Report how many lines contain the word "STAWKA", with no other text.

------ Records supplied ------

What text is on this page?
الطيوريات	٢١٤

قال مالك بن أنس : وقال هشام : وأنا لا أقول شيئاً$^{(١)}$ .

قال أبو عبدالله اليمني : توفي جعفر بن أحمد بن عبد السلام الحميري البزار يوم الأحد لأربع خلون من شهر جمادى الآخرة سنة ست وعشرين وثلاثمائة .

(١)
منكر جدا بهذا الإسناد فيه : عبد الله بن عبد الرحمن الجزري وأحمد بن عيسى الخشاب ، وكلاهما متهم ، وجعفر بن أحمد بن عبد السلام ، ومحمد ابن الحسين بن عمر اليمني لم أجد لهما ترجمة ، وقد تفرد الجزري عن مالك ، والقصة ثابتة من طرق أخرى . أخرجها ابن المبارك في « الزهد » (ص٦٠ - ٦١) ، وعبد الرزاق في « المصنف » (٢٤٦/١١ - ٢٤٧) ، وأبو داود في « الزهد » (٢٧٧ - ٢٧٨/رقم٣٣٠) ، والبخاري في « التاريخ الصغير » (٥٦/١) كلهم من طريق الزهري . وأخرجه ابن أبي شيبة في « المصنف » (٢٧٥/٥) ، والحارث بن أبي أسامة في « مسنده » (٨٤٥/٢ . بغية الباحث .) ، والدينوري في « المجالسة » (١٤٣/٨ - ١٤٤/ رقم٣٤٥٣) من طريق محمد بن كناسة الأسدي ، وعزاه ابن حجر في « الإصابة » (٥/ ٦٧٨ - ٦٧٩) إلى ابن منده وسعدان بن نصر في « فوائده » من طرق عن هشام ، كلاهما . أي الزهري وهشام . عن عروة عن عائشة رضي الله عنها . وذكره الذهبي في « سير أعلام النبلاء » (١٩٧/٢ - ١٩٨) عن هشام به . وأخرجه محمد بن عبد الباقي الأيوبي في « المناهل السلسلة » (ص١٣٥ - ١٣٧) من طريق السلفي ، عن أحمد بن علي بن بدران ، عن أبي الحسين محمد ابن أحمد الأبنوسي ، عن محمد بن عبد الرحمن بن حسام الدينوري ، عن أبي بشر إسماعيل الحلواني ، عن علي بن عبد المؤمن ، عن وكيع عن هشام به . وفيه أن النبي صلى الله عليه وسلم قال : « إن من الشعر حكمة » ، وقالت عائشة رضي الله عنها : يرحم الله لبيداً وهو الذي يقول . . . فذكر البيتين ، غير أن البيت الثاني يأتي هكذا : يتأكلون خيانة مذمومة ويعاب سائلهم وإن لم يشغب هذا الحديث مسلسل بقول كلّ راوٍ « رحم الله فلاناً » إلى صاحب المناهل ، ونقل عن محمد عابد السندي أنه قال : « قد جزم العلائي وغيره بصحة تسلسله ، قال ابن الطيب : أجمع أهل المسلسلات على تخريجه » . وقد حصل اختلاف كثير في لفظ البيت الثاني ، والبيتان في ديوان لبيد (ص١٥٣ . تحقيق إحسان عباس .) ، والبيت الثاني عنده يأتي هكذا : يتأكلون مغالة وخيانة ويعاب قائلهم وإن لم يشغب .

------
------ Records supplied ------

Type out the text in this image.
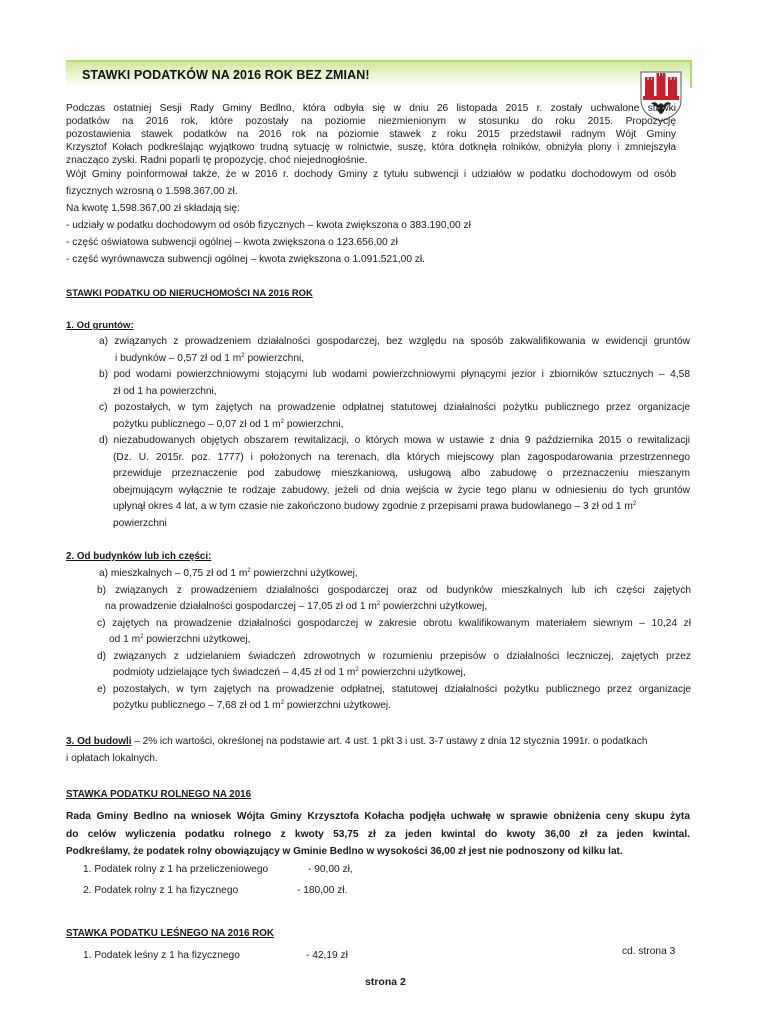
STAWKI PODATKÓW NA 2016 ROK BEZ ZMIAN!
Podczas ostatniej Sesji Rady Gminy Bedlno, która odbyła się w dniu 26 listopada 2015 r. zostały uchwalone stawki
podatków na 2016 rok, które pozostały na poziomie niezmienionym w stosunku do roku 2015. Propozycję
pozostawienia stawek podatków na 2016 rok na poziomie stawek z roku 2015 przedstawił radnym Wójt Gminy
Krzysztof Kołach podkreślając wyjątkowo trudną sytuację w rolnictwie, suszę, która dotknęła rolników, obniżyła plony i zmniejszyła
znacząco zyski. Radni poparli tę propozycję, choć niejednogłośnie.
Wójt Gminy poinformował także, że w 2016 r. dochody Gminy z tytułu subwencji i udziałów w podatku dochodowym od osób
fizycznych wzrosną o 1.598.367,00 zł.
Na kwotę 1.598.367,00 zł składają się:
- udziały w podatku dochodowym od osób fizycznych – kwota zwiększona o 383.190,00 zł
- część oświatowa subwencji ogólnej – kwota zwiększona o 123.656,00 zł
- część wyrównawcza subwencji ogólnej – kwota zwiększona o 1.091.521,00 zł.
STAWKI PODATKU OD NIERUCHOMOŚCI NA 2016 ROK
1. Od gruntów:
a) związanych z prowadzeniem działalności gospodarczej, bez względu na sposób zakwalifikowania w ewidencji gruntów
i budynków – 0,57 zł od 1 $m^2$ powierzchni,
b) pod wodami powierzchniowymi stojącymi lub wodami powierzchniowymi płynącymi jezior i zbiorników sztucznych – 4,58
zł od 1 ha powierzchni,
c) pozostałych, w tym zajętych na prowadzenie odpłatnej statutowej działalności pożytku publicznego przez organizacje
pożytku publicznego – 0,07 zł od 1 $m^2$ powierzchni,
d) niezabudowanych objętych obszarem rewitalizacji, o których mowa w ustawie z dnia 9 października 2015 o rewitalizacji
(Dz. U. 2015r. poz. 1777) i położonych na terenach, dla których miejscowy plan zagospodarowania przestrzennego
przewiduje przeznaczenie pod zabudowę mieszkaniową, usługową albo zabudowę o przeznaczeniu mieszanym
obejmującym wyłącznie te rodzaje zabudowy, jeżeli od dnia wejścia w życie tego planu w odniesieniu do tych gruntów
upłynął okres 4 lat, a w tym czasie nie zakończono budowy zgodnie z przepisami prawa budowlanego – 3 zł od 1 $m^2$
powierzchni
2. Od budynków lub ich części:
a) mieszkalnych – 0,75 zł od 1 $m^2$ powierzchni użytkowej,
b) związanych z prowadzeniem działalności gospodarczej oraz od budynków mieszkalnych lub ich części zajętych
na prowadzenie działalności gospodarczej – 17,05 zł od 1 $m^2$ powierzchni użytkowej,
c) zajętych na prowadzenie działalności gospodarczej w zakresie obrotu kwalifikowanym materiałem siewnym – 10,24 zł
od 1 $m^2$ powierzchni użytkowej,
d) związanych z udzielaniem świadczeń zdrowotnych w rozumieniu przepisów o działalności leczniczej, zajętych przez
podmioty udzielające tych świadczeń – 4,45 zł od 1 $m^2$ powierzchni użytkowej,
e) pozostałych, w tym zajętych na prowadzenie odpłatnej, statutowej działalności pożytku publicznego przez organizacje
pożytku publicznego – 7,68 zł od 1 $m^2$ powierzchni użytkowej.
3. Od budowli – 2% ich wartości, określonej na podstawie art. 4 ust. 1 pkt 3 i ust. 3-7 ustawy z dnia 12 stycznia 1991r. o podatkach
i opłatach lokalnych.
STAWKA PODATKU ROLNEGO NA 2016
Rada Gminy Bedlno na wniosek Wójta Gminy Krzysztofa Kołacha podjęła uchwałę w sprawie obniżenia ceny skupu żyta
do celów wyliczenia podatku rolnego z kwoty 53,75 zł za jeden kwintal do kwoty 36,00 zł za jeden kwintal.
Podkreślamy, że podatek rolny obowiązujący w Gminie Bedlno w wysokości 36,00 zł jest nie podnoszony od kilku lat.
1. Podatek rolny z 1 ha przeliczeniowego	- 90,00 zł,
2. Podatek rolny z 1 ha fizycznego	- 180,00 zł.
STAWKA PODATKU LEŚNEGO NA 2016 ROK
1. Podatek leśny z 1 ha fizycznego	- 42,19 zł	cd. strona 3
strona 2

------

Result of this task: 2